--- Raw data ---

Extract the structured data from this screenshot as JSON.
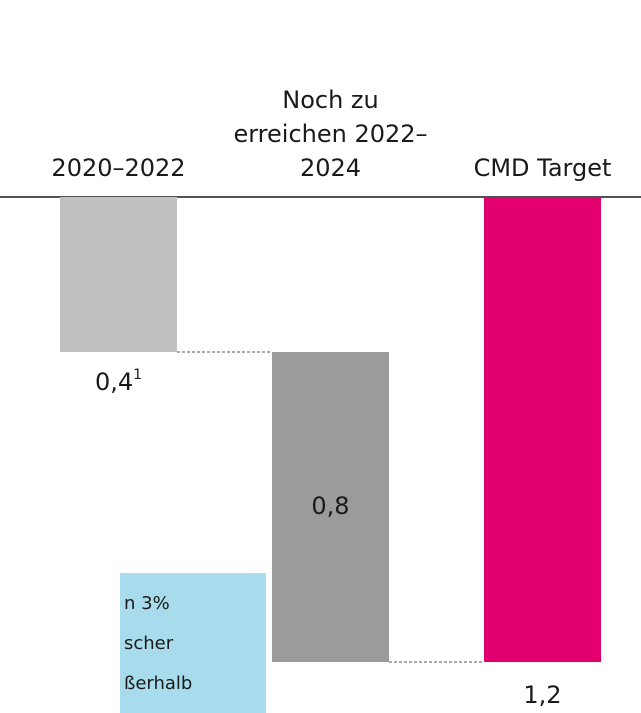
{
  "chart_data": {
    "type": "waterfall",
    "categories": [
      "2020–2022",
      "Noch zu erreichen 2022–2024",
      "CMD Target"
    ],
    "values": [
      0.4,
      0.8,
      1.2
    ],
    "value_labels": [
      "0,4",
      "0,8",
      "1,2"
    ],
    "footnote_marker": "1",
    "totals": [
      false,
      false,
      true
    ],
    "colors": [
      "#c0c0c0",
      "#9b9b9b",
      "#e2006f"
    ],
    "note": [
      "n 3%",
      "scher",
      "ßerhalb"
    ]
  }
}
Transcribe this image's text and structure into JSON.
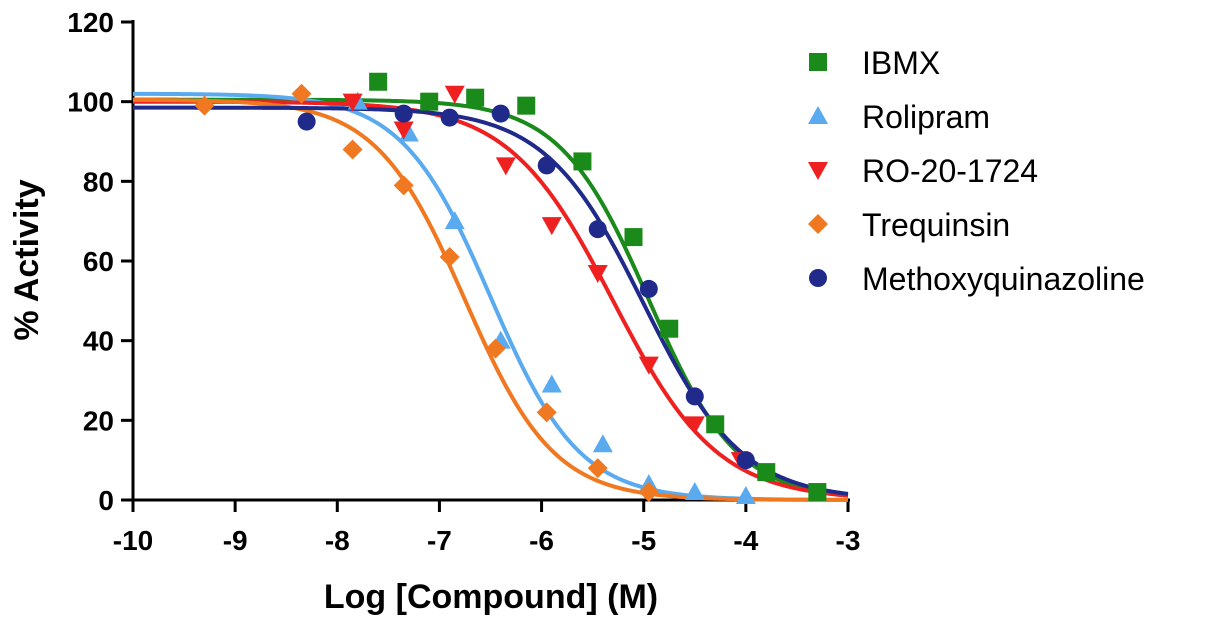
{
  "chart_data": {
    "type": "scatter",
    "title": "",
    "xlabel": "Log [Compound] (M)",
    "ylabel": "% Activity",
    "xlim": [
      -10,
      -3
    ],
    "ylim": [
      0,
      120
    ],
    "x_ticks": [
      -10,
      -9,
      -8,
      -7,
      -6,
      -5,
      -4,
      -3
    ],
    "y_ticks": [
      0,
      20,
      40,
      60,
      80,
      100,
      120
    ],
    "legend_position": "right",
    "series": [
      {
        "name": "IBMX",
        "color": "#1a8a1a",
        "marker": "square",
        "points": [
          {
            "x": -7.6,
            "y": 105
          },
          {
            "x": -7.1,
            "y": 100
          },
          {
            "x": -6.65,
            "y": 101
          },
          {
            "x": -6.15,
            "y": 99
          },
          {
            "x": -5.6,
            "y": 85
          },
          {
            "x": -5.1,
            "y": 66
          },
          {
            "x": -4.75,
            "y": 43
          },
          {
            "x": -4.3,
            "y": 19
          },
          {
            "x": -3.8,
            "y": 7
          },
          {
            "x": -3.3,
            "y": 2
          }
        ],
        "fit": {
          "top": 100.5,
          "bottom": 0,
          "logIC50": -4.95,
          "hill": 1.0
        }
      },
      {
        "name": "Rolipram",
        "color": "#5aaaf0",
        "marker": "triangle-up",
        "points": [
          {
            "x": -7.8,
            "y": 100
          },
          {
            "x": -7.3,
            "y": 92
          },
          {
            "x": -6.85,
            "y": 70
          },
          {
            "x": -6.4,
            "y": 40
          },
          {
            "x": -5.9,
            "y": 29
          },
          {
            "x": -5.4,
            "y": 14
          },
          {
            "x": -4.95,
            "y": 4
          },
          {
            "x": -4.5,
            "y": 2
          },
          {
            "x": -4.0,
            "y": 1
          }
        ],
        "fit": {
          "top": 102,
          "bottom": 0,
          "logIC50": -6.5,
          "hill": 1.0
        }
      },
      {
        "name": "RO-20-1724",
        "color": "#ee2020",
        "marker": "triangle-down",
        "points": [
          {
            "x": -7.85,
            "y": 100
          },
          {
            "x": -7.35,
            "y": 93
          },
          {
            "x": -6.85,
            "y": 102
          },
          {
            "x": -6.35,
            "y": 84
          },
          {
            "x": -5.9,
            "y": 69
          },
          {
            "x": -5.45,
            "y": 57
          },
          {
            "x": -4.95,
            "y": 34
          },
          {
            "x": -4.5,
            "y": 19
          },
          {
            "x": -4.05,
            "y": 10
          }
        ],
        "fit": {
          "top": 100,
          "bottom": 0,
          "logIC50": -5.3,
          "hill": 0.85
        }
      },
      {
        "name": "Trequinsin",
        "color": "#f07820",
        "marker": "diamond",
        "points": [
          {
            "x": -9.3,
            "y": 99
          },
          {
            "x": -8.35,
            "y": 102
          },
          {
            "x": -7.85,
            "y": 88
          },
          {
            "x": -7.35,
            "y": 79
          },
          {
            "x": -6.9,
            "y": 61
          },
          {
            "x": -6.45,
            "y": 38
          },
          {
            "x": -5.95,
            "y": 22
          },
          {
            "x": -5.45,
            "y": 8
          },
          {
            "x": -4.95,
            "y": 2
          }
        ],
        "fit": {
          "top": 100.5,
          "bottom": 0,
          "logIC50": -6.75,
          "hill": 1.0
        }
      },
      {
        "name": "Methoxyquinazoline",
        "color": "#1f2a8a",
        "marker": "circle",
        "points": [
          {
            "x": -8.3,
            "y": 95
          },
          {
            "x": -7.35,
            "y": 97
          },
          {
            "x": -6.9,
            "y": 96
          },
          {
            "x": -6.4,
            "y": 97
          },
          {
            "x": -5.95,
            "y": 84
          },
          {
            "x": -5.45,
            "y": 68
          },
          {
            "x": -4.95,
            "y": 53
          },
          {
            "x": -4.5,
            "y": 26
          },
          {
            "x": -4.0,
            "y": 10
          }
        ],
        "fit": {
          "top": 98.5,
          "bottom": 0,
          "logIC50": -5.0,
          "hill": 0.9
        }
      }
    ]
  }
}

---

## Your objective
Write out every entry again word for word, without any of the pictures.

## Task response
Extract the structured data from this screenshot as JSON.
{
  "chart_data": {
    "type": "waterfall",
    "categories": [
      "2020–2022",
      "Noch zu erreichen 2022–2024",
      "CMD Target"
    ],
    "values": [
      0.4,
      0.8,
      1.2
    ],
    "value_labels": [
      "0,4",
      "0,8",
      "1,2"
    ],
    "footnote_marker": "1",
    "totals": [
      false,
      false,
      true
    ],
    "colors": [
      "#c0c0c0",
      "#9b9b9b",
      "#e2006f"
    ],
    "note": [
      "n 3%",
      "scher",
      "ßerhalb"
    ]
  }
}
Transcribe this image's text and structure into JSON.
{
  "chart_data": {
    "type": "scatter",
    "title": "",
    "xlabel": "Log [Compound] (M)",
    "ylabel": "% Activity",
    "xlim": [
      -10,
      -3
    ],
    "ylim": [
      0,
      120
    ],
    "x_ticks": [
      -10,
      -9,
      -8,
      -7,
      -6,
      -5,
      -4,
      -3
    ],
    "y_ticks": [
      0,
      20,
      40,
      60,
      80,
      100,
      120
    ],
    "legend_position": "right",
    "series": [
      {
        "name": "IBMX",
        "color": "#1a8a1a",
        "marker": "square",
        "points": [
          {
            "x": -7.6,
            "y": 105
          },
          {
            "x": -7.1,
            "y": 100
          },
          {
            "x": -6.65,
            "y": 101
          },
          {
            "x": -6.15,
            "y": 99
          },
          {
            "x": -5.6,
            "y": 85
          },
          {
            "x": -5.1,
            "y": 66
          },
          {
            "x": -4.75,
            "y": 43
          },
          {
            "x": -4.3,
            "y": 19
          },
          {
            "x": -3.8,
            "y": 7
          },
          {
            "x": -3.3,
            "y": 2
          }
        ],
        "fit": {
          "top": 100.5,
          "bottom": 0,
          "logIC50": -4.95,
          "hill": 1.0
        }
      },
      {
        "name": "Rolipram",
        "color": "#5aaaf0",
        "marker": "triangle-up",
        "points": [
          {
            "x": -7.8,
            "y": 100
          },
          {
            "x": -7.3,
            "y": 92
          },
          {
            "x": -6.85,
            "y": 70
          },
          {
            "x": -6.4,
            "y": 40
          },
          {
            "x": -5.9,
            "y": 29
          },
          {
            "x": -5.4,
            "y": 14
          },
          {
            "x": -4.95,
            "y": 4
          },
          {
            "x": -4.5,
            "y": 2
          },
          {
            "x": -4.0,
            "y": 1
          }
        ],
        "fit": {
          "top": 102,
          "bottom": 0,
          "logIC50": -6.5,
          "hill": 1.0
        }
      },
      {
        "name": "RO-20-1724",
        "color": "#ee2020",
        "marker": "triangle-down",
        "points": [
          {
            "x": -7.85,
            "y": 100
          },
          {
            "x": -7.35,
            "y": 93
          },
          {
            "x": -6.85,
            "y": 102
          },
          {
            "x": -6.35,
            "y": 84
          },
          {
            "x": -5.9,
            "y": 69
          },
          {
            "x": -5.45,
            "y": 57
          },
          {
            "x": -4.95,
            "y": 34
          },
          {
            "x": -4.5,
            "y": 19
          },
          {
            "x": -4.05,
            "y": 10
          }
        ],
        "fit": {
          "top": 100,
          "bottom": 0,
          "logIC50": -5.3,
          "hill": 0.85
        }
      },
      {
        "name": "Trequinsin",
        "color": "#f07820",
        "marker": "diamond",
        "points": [
          {
            "x": -9.3,
            "y": 99
          },
          {
            "x": -8.35,
            "y": 102
          },
          {
            "x": -7.85,
            "y": 88
          },
          {
            "x": -7.35,
            "y": 79
          },
          {
            "x": -6.9,
            "y": 61
          },
          {
            "x": -6.45,
            "y": 38
          },
          {
            "x": -5.95,
            "y": 22
          },
          {
            "x": -5.45,
            "y": 8
          },
          {
            "x": -4.95,
            "y": 2
          }
        ],
        "fit": {
          "top": 100.5,
          "bottom": 0,
          "logIC50": -6.75,
          "hill": 1.0
        }
      },
      {
        "name": "Methoxyquinazoline",
        "color": "#1f2a8a",
        "marker": "circle",
        "points": [
          {
            "x": -8.3,
            "y": 95
          },
          {
            "x": -7.35,
            "y": 97
          },
          {
            "x": -6.9,
            "y": 96
          },
          {
            "x": -6.4,
            "y": 97
          },
          {
            "x": -5.95,
            "y": 84
          },
          {
            "x": -5.45,
            "y": 68
          },
          {
            "x": -4.95,
            "y": 53
          },
          {
            "x": -4.5,
            "y": 26
          },
          {
            "x": -4.0,
            "y": 10
          }
        ],
        "fit": {
          "top": 98.5,
          "bottom": 0,
          "logIC50": -5.0,
          "hill": 0.9
        }
      }
    ]
  }
}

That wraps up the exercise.